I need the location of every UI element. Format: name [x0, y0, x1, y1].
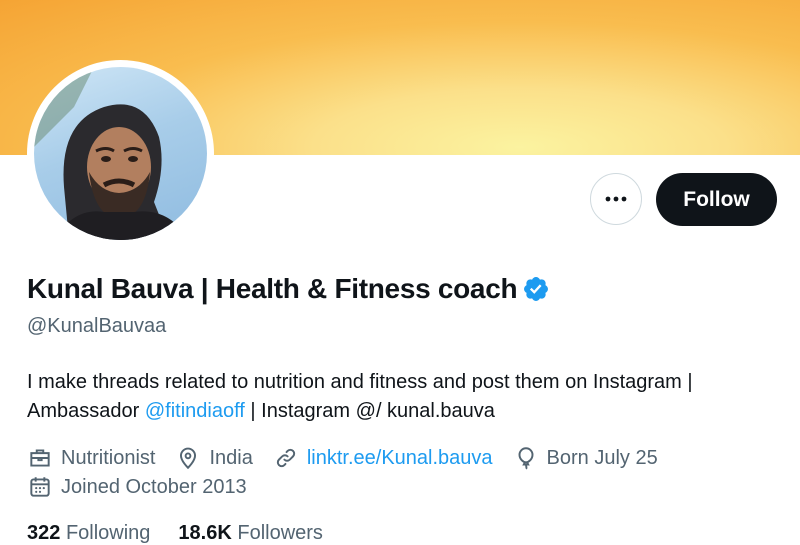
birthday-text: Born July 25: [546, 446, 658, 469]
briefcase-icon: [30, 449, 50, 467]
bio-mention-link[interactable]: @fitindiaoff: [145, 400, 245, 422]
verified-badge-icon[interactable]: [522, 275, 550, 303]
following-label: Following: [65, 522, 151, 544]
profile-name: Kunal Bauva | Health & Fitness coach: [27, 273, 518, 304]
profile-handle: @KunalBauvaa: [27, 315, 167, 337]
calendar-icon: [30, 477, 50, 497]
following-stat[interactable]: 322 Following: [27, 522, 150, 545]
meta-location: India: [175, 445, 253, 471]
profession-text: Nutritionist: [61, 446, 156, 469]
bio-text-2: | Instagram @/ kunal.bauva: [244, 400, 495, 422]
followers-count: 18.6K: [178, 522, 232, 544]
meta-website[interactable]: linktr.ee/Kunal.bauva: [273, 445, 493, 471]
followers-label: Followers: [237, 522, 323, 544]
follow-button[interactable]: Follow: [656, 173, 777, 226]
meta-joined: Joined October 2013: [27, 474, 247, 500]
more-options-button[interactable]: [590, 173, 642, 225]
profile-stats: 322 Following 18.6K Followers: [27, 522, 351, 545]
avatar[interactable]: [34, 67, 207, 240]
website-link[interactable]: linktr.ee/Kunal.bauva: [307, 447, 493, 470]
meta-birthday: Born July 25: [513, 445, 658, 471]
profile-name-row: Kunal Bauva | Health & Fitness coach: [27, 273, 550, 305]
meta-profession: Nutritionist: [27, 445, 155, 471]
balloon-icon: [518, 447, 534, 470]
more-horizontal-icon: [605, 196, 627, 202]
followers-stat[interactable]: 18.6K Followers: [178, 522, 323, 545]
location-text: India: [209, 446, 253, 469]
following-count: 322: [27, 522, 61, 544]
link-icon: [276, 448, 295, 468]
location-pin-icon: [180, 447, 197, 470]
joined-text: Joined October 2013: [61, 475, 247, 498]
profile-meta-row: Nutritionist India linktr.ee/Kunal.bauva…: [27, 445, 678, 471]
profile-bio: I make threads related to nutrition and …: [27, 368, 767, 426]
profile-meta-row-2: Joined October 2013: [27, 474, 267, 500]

TASK STATEMENT:
Copy the stretch of the listing from the line containing "birthday-text: Born July" through the line containing "more-options-button[interactable]: [590, 173, 642, 225]", reproducing each line character for character.

TASK ANSWER:
birthday-text: Born July 25: [546, 446, 658, 469]
briefcase-icon: [30, 449, 50, 467]
bio-mention-link[interactable]: @fitindiaoff: [145, 400, 245, 422]
verified-badge-icon[interactable]: [522, 275, 550, 303]
following-label: Following: [65, 522, 151, 544]
profile-name: Kunal Bauva | Health & Fitness coach: [27, 273, 518, 304]
profile-handle: @KunalBauvaa: [27, 315, 167, 337]
calendar-icon: [30, 477, 50, 497]
following-stat[interactable]: 322 Following: [27, 522, 150, 545]
meta-location: India: [175, 445, 253, 471]
profession-text: Nutritionist: [61, 446, 156, 469]
bio-text-2: | Instagram @/ kunal.bauva: [244, 400, 495, 422]
followers-count: 18.6K: [178, 522, 232, 544]
meta-website[interactable]: linktr.ee/Kunal.bauva: [273, 445, 493, 471]
followers-label: Followers: [237, 522, 323, 544]
follow-button[interactable]: Follow: [656, 173, 777, 226]
meta-joined: Joined October 2013: [27, 474, 247, 500]
more-options-button[interactable]: [590, 173, 642, 225]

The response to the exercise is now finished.